The problem
Repeat the records exactly, minus the pictures.

Stored data
■ ■ ■ ■ ■
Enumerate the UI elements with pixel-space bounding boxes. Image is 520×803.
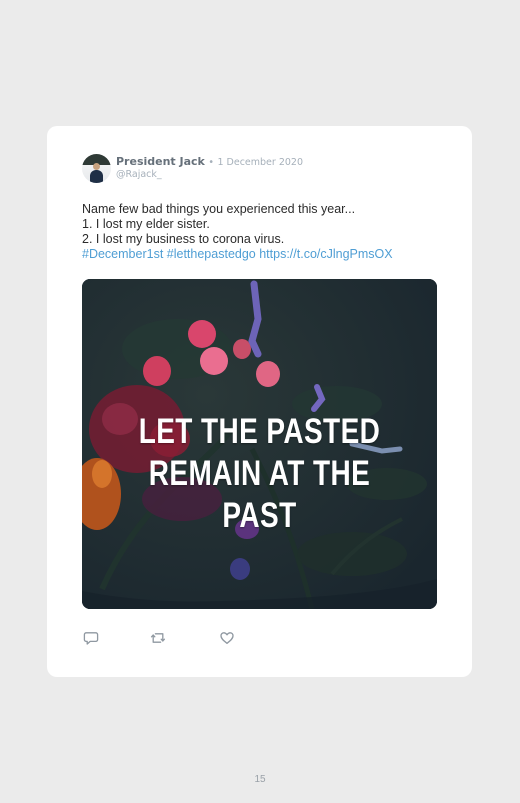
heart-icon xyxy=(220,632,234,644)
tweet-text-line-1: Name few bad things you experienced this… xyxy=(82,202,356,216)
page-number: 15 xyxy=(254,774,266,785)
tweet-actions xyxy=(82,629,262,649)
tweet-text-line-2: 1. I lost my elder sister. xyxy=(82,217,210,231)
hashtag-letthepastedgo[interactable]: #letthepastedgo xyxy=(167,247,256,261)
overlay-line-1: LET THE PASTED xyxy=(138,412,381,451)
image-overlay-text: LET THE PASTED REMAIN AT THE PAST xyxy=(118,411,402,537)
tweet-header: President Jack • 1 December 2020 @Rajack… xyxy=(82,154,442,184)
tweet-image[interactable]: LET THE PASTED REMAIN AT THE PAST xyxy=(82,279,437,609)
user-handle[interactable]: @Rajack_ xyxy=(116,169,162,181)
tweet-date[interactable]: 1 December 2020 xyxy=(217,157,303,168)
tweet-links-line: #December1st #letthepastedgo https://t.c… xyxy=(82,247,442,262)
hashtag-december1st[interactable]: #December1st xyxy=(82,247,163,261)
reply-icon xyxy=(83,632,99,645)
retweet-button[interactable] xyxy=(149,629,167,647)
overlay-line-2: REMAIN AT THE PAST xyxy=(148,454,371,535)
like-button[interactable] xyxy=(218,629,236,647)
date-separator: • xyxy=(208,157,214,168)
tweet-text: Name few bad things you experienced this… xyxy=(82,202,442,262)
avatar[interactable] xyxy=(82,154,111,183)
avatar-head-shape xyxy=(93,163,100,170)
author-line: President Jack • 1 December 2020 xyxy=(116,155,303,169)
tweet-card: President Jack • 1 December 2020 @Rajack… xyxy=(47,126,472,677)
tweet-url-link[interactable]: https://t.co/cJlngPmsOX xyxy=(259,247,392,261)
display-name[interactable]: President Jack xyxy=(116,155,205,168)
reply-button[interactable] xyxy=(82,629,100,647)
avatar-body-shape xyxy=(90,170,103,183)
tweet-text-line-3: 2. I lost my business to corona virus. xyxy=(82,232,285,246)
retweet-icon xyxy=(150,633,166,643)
■ ■ ■ ■ ■
Written solution
Enumerate the UI elements with pixel-space bounding boxes. Image is 520×803.
heart-icon xyxy=(220,632,234,644)
tweet-text-line-1: Name few bad things you experienced this… xyxy=(82,202,356,216)
page-number: 15 xyxy=(254,774,266,785)
tweet-actions xyxy=(82,629,262,649)
tweet-text-line-2: 1. I lost my elder sister. xyxy=(82,217,210,231)
hashtag-letthepastedgo[interactable]: #letthepastedgo xyxy=(167,247,256,261)
overlay-line-1: LET THE PASTED xyxy=(138,412,381,451)
image-overlay-text: LET THE PASTED REMAIN AT THE PAST xyxy=(118,411,402,537)
tweet-header: President Jack • 1 December 2020 @Rajack… xyxy=(82,154,442,184)
tweet-image[interactable]: LET THE PASTED REMAIN AT THE PAST xyxy=(82,279,437,609)
user-handle[interactable]: @Rajack_ xyxy=(116,169,162,181)
tweet-date[interactable]: 1 December 2020 xyxy=(217,157,303,168)
tweet-links-line: #December1st #letthepastedgo https://t.c… xyxy=(82,247,442,262)
hashtag-december1st[interactable]: #December1st xyxy=(82,247,163,261)
reply-icon xyxy=(83,632,99,645)
retweet-button[interactable] xyxy=(149,629,167,647)
overlay-line-2: REMAIN AT THE PAST xyxy=(148,454,371,535)
like-button[interactable] xyxy=(218,629,236,647)
date-separator: • xyxy=(208,157,214,168)
tweet-text: Name few bad things you experienced this… xyxy=(82,202,442,262)
avatar[interactable] xyxy=(82,154,111,183)
avatar-head-shape xyxy=(93,163,100,170)
author-line: President Jack • 1 December 2020 xyxy=(116,155,303,169)
tweet-card: President Jack • 1 December 2020 @Rajack… xyxy=(47,126,472,677)
tweet-url-link[interactable]: https://t.co/cJlngPmsOX xyxy=(259,247,392,261)
display-name[interactable]: President Jack xyxy=(116,155,205,168)
reply-button[interactable] xyxy=(82,629,100,647)
avatar-body-shape xyxy=(90,170,103,183)
tweet-text-line-3: 2. I lost my business to corona virus. xyxy=(82,232,285,246)
retweet-icon xyxy=(150,633,166,643)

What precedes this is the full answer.